> _What to work on_
Read the listing and extract each line that includes the word "positive".

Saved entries
==============================

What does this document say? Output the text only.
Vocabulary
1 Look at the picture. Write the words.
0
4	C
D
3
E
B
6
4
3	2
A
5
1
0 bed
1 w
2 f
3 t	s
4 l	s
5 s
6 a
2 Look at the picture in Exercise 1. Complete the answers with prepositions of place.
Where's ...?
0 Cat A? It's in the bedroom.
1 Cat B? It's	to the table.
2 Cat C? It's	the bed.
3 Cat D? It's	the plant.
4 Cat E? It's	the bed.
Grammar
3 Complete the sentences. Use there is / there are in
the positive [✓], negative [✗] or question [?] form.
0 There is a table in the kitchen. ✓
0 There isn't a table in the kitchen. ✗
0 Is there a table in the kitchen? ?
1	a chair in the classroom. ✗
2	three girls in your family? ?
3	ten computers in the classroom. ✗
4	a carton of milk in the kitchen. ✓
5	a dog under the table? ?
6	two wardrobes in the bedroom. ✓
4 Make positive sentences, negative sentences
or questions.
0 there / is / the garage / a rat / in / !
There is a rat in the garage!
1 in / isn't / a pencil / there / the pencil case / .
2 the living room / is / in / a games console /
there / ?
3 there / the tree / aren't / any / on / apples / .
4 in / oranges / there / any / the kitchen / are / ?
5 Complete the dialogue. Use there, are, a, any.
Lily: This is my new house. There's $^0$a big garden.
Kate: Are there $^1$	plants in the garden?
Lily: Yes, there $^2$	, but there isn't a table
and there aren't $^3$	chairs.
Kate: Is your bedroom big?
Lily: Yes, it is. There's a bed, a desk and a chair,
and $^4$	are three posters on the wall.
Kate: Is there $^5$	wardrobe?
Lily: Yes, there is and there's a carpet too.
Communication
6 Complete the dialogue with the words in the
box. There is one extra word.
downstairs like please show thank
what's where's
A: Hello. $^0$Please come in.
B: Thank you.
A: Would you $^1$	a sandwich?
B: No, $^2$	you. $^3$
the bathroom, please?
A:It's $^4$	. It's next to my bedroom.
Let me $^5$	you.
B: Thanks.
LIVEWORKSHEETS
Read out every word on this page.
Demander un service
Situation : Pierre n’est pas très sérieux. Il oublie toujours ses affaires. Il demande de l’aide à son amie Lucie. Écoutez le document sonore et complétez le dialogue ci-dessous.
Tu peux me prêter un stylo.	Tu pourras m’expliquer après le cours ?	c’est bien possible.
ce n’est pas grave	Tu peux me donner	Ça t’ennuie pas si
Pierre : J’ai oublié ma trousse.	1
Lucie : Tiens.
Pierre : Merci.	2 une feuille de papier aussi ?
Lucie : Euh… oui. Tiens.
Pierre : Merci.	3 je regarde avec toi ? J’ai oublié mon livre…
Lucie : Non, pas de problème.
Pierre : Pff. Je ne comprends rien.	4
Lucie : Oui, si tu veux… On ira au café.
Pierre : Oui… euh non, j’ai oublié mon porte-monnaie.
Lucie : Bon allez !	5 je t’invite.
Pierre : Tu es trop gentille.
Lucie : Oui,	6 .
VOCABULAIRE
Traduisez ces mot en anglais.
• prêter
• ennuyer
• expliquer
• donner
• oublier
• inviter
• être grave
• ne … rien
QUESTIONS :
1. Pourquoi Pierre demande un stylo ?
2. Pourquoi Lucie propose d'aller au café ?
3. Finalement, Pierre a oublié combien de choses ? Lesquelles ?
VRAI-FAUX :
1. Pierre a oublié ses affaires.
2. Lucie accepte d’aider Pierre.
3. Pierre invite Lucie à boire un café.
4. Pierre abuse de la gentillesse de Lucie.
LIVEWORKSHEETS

==============================

> _Exercise solution_
the positive [✓], negative [✗] or question [?] form.
4 Make positive sentences, negative sentences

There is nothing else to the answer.